Print every record below exactly as written.
-- Begin Items --
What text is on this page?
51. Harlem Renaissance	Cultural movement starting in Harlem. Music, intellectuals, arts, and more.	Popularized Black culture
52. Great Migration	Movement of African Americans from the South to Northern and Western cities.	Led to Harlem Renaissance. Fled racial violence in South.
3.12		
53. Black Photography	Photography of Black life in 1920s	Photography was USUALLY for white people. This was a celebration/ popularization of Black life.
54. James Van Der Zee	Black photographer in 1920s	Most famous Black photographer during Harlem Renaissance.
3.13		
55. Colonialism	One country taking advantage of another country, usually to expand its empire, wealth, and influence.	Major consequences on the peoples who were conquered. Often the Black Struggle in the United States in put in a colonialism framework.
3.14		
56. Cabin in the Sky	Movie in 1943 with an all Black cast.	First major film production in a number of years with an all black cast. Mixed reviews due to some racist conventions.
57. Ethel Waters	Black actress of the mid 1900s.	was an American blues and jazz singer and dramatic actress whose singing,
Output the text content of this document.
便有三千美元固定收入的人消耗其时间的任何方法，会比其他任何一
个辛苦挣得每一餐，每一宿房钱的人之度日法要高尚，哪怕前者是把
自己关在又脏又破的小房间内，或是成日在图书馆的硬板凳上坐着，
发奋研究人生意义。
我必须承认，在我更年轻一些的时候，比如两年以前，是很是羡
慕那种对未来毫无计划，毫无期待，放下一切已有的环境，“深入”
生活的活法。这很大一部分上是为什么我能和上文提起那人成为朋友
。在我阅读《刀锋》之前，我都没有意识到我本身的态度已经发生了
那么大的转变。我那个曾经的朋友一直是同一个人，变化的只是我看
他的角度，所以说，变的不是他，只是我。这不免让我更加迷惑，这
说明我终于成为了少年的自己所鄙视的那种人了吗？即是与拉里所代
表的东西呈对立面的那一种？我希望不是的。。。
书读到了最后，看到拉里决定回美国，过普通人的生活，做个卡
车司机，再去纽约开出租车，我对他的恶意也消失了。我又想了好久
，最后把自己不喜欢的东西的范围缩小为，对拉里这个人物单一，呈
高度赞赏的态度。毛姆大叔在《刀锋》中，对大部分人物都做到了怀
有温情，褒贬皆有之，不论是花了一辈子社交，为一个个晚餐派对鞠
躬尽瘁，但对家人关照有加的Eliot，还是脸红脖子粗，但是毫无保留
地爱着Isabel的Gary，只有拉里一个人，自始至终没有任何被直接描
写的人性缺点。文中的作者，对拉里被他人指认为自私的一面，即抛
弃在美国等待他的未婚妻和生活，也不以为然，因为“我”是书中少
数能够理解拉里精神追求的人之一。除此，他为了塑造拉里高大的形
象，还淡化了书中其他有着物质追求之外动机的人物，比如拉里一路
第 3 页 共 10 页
-- End Items --
• **Written response**:
What text is on this page?
51. Harlem Renaissance	Cultural movement starting in Harlem. Music, intellectuals, arts, and more.	Popularized Black culture
52. Great Migration	Movement of African Americans from the South to Northern and Western cities.	Led to Harlem Renaissance. Fled racial violence in South.
3.12		
53. Black Photography	Photography of Black life in 1920s	Photography was USUALLY for white people. This was a celebration/ popularization of Black life.
54. James Van Der Zee	Black photographer in 1920s	Most famous Black photographer during Harlem Renaissance.
3.13		
55. Colonialism	One country taking advantage of another country, usually to expand its empire, wealth, and influence.	Major consequences on the peoples who were conquered. Often the Black Struggle in the United States in put in a colonialism framework.
3.14		
56. Cabin in the Sky	Movie in 1943 with an all Black cast.	First major film production in a number of years with an all black cast. Mixed reviews due to some racist conventions.
57. Ethel Waters	Black actress of the mid 1900s.	was an American blues and jazz singer and dramatic actress whose singing,
Output the text content of this document.
便有三千美元固定收入的人消耗其时间的任何方法，会比其他任何一
个辛苦挣得每一餐，每一宿房钱的人之度日法要高尚，哪怕前者是把
自己关在又脏又破的小房间内，或是成日在图书馆的硬板凳上坐着，
发奋研究人生意义。
我必须承认，在我更年轻一些的时候，比如两年以前，是很是羡
慕那种对未来毫无计划，毫无期待，放下一切已有的环境，“深入”
生活的活法。这很大一部分上是为什么我能和上文提起那人成为朋友
。在我阅读《刀锋》之前，我都没有意识到我本身的态度已经发生了
那么大的转变。我那个曾经的朋友一直是同一个人，变化的只是我看
他的角度，所以说，变的不是他，只是我。这不免让我更加迷惑，这
说明我终于成为了少年的自己所鄙视的那种人了吗？即是与拉里所代
表的东西呈对立面的那一种？我希望不是的。。。
书读到了最后，看到拉里决定回美国，过普通人的生活，做个卡
车司机，再去纽约开出租车，我对他的恶意也消失了。我又想了好久
，最后把自己不喜欢的东西的范围缩小为，对拉里这个人物单一，呈
高度赞赏的态度。毛姆大叔在《刀锋》中，对大部分人物都做到了怀
有温情，褒贬皆有之，不论是花了一辈子社交，为一个个晚餐派对鞠
躬尽瘁，但对家人关照有加的Eliot，还是脸红脖子粗，但是毫无保留
地爱着Isabel的Gary，只有拉里一个人，自始至终没有任何被直接描
写的人性缺点。文中的作者，对拉里被他人指认为自私的一面，即抛
弃在美国等待他的未婚妻和生活，也不以为然，因为“我”是书中少
数能够理解拉里精神追求的人之一。除此，他为了塑造拉里高大的形
象，还淡化了书中其他有着物质追求之外动机的人物，比如拉里一路
第 3 页 共 10 页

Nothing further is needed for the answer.